BEGIN
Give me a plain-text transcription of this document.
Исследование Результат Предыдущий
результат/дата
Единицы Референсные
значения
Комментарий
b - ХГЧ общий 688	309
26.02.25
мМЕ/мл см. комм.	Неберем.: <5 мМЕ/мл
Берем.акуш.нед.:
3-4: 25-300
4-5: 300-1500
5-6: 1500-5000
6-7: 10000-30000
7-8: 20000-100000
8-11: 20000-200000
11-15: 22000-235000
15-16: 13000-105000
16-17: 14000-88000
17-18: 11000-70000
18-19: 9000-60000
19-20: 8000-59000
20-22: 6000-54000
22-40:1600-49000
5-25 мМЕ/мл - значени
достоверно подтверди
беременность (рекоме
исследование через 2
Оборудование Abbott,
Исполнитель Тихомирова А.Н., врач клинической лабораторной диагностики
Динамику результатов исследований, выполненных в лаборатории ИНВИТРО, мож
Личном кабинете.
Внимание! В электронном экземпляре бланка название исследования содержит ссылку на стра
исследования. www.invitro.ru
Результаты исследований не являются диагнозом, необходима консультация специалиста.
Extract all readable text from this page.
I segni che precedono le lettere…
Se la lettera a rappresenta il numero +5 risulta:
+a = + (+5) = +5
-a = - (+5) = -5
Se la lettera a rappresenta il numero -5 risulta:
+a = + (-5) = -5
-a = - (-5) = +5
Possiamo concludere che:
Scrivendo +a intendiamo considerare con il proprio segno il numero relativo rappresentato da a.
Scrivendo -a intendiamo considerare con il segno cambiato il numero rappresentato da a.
END
Required task - Set down the listing in full, keeping every word exactly as it is.

Task answer -
Give me a plain-text transcription of this document.
Исследование Результат Предыдущий
результат/дата
Единицы Референсные
значения
Комментарий
b - ХГЧ общий 688	309
26.02.25
мМЕ/мл см. комм.	Неберем.: <5 мМЕ/мл
Берем.акуш.нед.:
3-4: 25-300
4-5: 300-1500
5-6: 1500-5000
6-7: 10000-30000
7-8: 20000-100000
8-11: 20000-200000
11-15: 22000-235000
15-16: 13000-105000
16-17: 14000-88000
17-18: 11000-70000
18-19: 9000-60000
19-20: 8000-59000
20-22: 6000-54000
22-40:1600-49000
5-25 мМЕ/мл - значени
достоверно подтверди
беременность (рекоме
исследование через 2
Оборудование Abbott,
Исполнитель Тихомирова А.Н., врач клинической лабораторной диагностики
Динамику результатов исследований, выполненных в лаборатории ИНВИТРО, мож
Личном кабинете.
Внимание! В электронном экземпляре бланка название исследования содержит ссылку на стра
исследования. www.invitro.ru
Результаты исследований не являются диагнозом, необходима консультация специалиста.
Extract all readable text from this page.
I segni che precedono le lettere…
Se la lettera a rappresenta il numero +5 risulta:
+a = + (+5) = +5
-a = - (+5) = -5
Se la lettera a rappresenta il numero -5 risulta:
+a = + (-5) = -5
-a = - (-5) = +5
Possiamo concludere che:
Scrivendo +a intendiamo considerare con il proprio segno il numero relativo rappresentato da a.
Scrivendo -a intendiamo considerare con il segno cambiato il numero rappresentato da a.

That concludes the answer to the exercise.